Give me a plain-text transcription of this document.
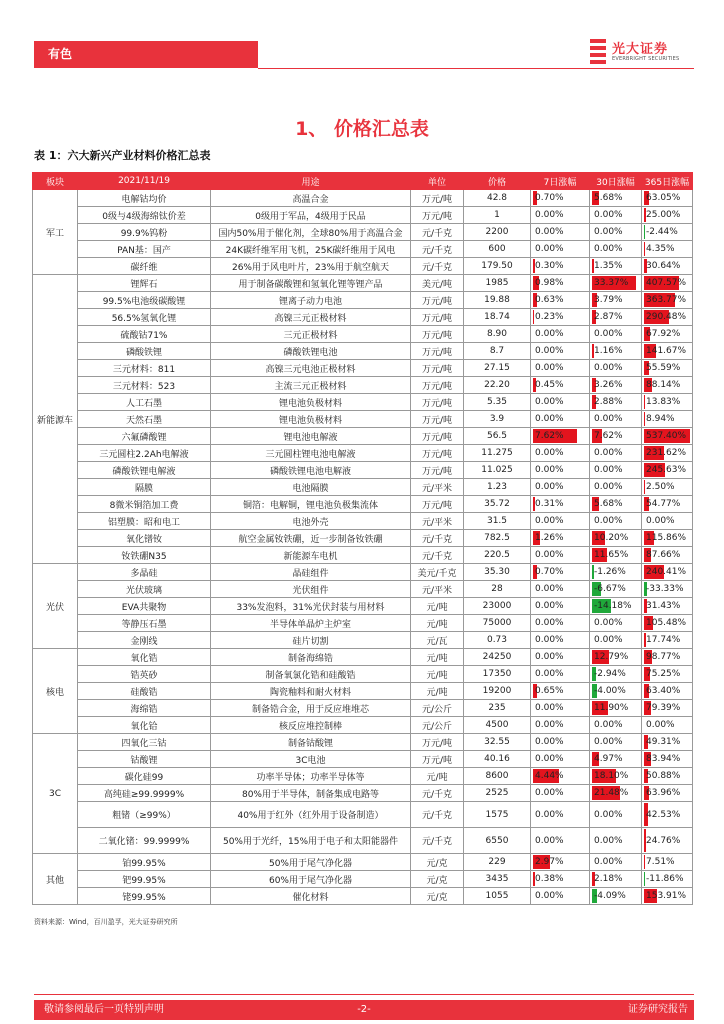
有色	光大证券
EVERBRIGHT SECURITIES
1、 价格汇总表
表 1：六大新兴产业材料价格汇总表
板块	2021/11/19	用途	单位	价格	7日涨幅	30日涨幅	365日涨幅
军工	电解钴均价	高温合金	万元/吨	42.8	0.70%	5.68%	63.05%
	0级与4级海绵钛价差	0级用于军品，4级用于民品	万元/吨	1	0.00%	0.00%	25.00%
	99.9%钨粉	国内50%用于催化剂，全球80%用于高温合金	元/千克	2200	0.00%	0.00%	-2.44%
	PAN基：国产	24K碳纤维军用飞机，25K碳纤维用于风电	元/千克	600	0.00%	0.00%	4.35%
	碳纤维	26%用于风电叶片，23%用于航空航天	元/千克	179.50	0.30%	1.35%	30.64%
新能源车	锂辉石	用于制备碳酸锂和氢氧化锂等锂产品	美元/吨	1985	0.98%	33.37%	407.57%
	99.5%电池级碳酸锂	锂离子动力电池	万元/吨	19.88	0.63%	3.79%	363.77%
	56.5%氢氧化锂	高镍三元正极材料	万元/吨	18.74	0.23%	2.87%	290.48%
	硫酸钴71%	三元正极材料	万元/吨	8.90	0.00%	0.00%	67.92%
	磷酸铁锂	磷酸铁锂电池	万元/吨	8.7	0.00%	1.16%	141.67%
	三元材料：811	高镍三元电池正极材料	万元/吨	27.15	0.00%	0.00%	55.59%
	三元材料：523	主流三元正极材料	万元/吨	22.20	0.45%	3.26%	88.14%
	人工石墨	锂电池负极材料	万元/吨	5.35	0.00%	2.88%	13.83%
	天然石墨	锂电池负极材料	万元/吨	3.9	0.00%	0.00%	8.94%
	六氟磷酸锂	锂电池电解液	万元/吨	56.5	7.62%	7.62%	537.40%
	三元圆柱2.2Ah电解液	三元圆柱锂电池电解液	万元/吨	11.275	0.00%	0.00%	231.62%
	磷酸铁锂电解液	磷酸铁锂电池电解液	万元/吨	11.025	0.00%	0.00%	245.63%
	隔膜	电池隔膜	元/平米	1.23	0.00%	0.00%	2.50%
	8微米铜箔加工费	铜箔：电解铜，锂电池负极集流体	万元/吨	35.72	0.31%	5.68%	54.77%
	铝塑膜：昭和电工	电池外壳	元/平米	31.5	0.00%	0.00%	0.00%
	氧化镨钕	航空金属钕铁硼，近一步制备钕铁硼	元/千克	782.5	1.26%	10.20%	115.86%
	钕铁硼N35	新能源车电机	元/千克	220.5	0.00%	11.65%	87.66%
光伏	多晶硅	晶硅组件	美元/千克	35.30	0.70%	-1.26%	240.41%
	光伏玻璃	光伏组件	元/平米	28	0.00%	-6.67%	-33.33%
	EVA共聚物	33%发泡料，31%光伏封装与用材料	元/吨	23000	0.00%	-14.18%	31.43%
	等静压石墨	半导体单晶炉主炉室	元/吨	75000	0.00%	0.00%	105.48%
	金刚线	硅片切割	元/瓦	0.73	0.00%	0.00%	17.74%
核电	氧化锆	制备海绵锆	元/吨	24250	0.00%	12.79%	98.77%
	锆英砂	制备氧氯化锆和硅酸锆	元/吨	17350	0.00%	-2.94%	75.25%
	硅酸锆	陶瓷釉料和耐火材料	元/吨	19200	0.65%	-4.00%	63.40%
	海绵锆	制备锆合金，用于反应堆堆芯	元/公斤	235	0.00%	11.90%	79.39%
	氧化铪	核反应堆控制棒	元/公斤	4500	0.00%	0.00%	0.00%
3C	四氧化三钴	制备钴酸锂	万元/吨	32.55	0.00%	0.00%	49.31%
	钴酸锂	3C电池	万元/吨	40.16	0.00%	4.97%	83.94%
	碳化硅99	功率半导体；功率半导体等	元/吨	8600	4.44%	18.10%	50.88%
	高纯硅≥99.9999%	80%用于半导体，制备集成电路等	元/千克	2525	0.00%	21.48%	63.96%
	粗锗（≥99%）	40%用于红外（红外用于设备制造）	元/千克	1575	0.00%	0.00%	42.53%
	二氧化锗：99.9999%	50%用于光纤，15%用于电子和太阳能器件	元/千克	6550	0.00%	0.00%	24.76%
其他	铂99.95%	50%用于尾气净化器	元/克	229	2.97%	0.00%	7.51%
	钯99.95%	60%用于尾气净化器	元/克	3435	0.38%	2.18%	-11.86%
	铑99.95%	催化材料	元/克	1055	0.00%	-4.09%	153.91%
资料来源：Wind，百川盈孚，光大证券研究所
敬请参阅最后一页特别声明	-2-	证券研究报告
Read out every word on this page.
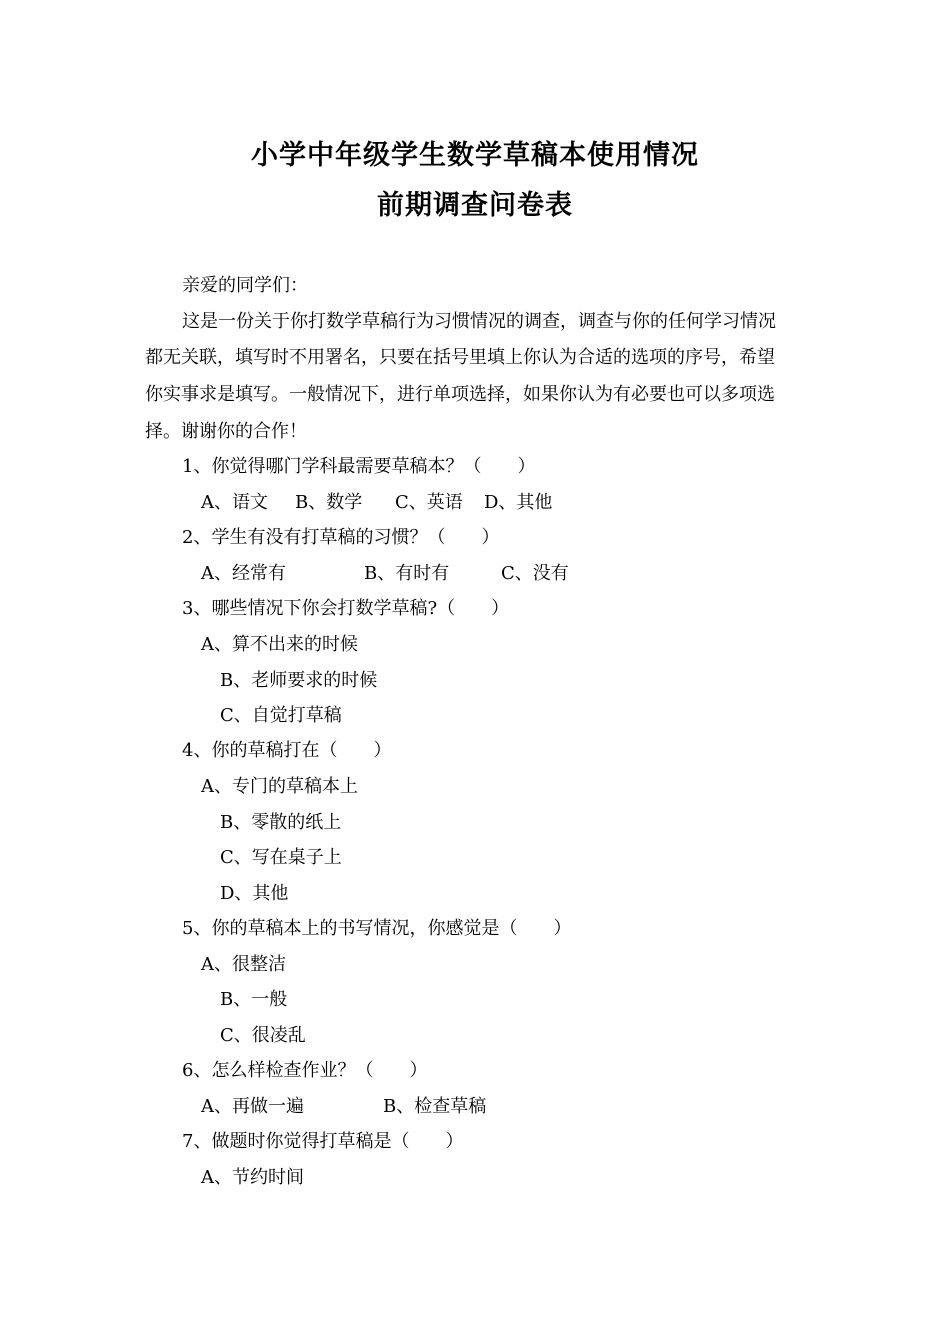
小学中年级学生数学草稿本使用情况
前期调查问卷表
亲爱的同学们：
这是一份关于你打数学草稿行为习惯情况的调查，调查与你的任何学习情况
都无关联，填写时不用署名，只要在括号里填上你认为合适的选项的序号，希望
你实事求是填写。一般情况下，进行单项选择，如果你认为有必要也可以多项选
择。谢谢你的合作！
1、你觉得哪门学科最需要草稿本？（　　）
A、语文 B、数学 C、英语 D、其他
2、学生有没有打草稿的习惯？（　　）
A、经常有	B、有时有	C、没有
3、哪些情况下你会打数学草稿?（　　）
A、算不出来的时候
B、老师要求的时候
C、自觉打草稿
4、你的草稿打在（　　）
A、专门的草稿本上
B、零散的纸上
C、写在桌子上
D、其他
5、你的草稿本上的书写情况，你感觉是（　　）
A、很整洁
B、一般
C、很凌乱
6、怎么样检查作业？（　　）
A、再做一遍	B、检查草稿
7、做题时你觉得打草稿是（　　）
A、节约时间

§

WORK REQUIRED: Make an exact copy of only those lines that run from the line with "Read out every word on this page." through the end of the records, excluding pictures.

TASK RESPONSE:
Read out every word on this page.
小学中年级学生数学草稿本使用情况
前期调查问卷表
亲爱的同学们：
这是一份关于你打数学草稿行为习惯情况的调查，调查与你的任何学习情况
都无关联，填写时不用署名，只要在括号里填上你认为合适的选项的序号，希望
你实事求是填写。一般情况下，进行单项选择，如果你认为有必要也可以多项选
择。谢谢你的合作！
1、你觉得哪门学科最需要草稿本？（　　）
A、语文 B、数学 C、英语 D、其他
2、学生有没有打草稿的习惯？（　　）
A、经常有	B、有时有	C、没有
3、哪些情况下你会打数学草稿?（　　）
A、算不出来的时候
B、老师要求的时候
C、自觉打草稿
4、你的草稿打在（　　）
A、专门的草稿本上
B、零散的纸上
C、写在桌子上
D、其他
5、你的草稿本上的书写情况，你感觉是（　　）
A、很整洁
B、一般
C、很凌乱
6、怎么样检查作业？（　　）
A、再做一遍	B、检查草稿
7、做题时你觉得打草稿是（　　）
A、节约时间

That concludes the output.